* **REQUESTS**:
1. Translate this sentence from the passage on specialty teachers into Spanish: "Specialty teachers are deprived of social capital because they are underrepresented in trade union and primary education associations, some of which are still called primary teachers’ and kindergarten teachers’ associations."
2. In the passage on specialty teachers, in which associations are specialty teachers said to be underrepresented?
3. Extend the passage on specialty teachers from where it stops.

Ιt is unconstitutional! It is outrageous that they evaluate candidates with different criteria. Selection criteria flagrantly favor primary teachers. Hence they are the rulers of primary education! (I8 New Headteacher, Female Specialty Teacher)
The working fragmentation that specialty teachers experience due to teaching in many schools affects their administrative advancement, as they are considered to be outsiders being less active members of teachers’ associations. Specialty teachers are deprived of social capital because they are underrepresented in trade union and primary education associations, some of which are still called primary teachers’ and kindergarten teachers’ associations.
In the past, we excluded specialty teachers from our assemblies. We said: You do not have to come you are a specialty. (I1 New Headteacher, Female Primary Teacher)

* **DATA PROVIDED**:
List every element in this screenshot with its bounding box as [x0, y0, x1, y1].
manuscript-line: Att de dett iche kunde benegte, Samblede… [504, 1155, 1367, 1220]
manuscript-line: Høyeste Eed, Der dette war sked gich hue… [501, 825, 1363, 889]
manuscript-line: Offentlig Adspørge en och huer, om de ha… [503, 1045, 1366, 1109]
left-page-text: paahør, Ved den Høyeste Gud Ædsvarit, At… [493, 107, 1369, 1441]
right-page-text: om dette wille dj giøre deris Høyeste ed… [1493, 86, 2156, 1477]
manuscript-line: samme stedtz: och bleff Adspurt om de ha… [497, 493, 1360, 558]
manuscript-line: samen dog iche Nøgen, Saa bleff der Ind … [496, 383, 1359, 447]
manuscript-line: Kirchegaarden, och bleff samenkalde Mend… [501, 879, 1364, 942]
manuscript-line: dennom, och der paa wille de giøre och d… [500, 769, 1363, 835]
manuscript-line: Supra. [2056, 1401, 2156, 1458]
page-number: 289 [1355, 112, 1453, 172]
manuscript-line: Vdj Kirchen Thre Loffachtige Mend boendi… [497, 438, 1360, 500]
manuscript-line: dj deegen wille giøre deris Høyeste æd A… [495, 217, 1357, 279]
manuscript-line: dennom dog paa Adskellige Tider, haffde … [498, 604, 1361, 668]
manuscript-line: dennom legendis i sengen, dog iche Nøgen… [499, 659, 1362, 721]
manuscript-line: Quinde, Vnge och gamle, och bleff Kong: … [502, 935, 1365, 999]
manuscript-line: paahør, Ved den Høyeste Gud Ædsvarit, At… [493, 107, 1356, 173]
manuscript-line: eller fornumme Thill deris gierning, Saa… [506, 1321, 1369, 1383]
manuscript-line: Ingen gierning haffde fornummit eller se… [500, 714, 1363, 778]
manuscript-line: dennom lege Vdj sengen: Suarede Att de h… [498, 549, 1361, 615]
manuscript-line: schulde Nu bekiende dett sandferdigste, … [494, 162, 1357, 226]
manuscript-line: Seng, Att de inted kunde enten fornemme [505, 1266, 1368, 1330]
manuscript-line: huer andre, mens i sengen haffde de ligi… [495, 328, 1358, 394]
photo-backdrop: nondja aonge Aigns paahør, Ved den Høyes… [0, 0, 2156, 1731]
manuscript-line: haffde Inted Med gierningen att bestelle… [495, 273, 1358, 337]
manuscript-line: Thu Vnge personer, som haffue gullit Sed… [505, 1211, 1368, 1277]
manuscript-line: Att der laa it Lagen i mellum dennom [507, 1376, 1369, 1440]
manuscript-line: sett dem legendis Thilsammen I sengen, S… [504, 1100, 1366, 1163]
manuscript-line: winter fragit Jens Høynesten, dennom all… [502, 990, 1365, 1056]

* **TASK-BY-TASK OUTPUTS**:
1. Los docentes de especialidad se ven privados de capital social porque están infrarrepresentados en las asociaciones sindicales y de educación primaria, algunas de las cuales todavía se denominan asociaciones de maestros de primaria y de maestros de preescolar.

2. In trade union and primary education associations.

3.
The selection councils and teachers’ associations mainly consist of primary teachers who, being partial, vote for primary teachers. An active Partisan Identity, in conjunction with supportive social networks, highly ensures the election and reelection of candidates. However, specialty teachers being disabled because of social and institutional parameters have experienced racist attitudes from primary teachers’ selection councils.
During my interview in 2011, I have received racism. Selection council gave me the lowest score, but due to my formal qualifications, I ranked second. I believe the basic bias was that I am a specialty. (I5 Experienced Headteacher, Female Specialty Teacher)
Parties have caused me great suffering. In the previous selection in 2011, I was degraded by the council, because I was not part of any party ... (I3 New Headteacher, Specialty Teacher)
4.1.3. Internal Obstacles
Minority specialty teachers face crucial internal obstacles because they unconsciously internalize the dictated specialty stereotypes having low self-efficacy. The following responses express the connection between Professional and Leader Identity, due to which primary teachers underestimate their administrative capabilities.
Specialty teachers are considered illiterate. The physical education teacher is thought to be the class’s uneducated farmer. How can a physical education teacher ever manage to become a primary school headteacher? (I4 Candidate Headteacher, Female Specialty Teacher)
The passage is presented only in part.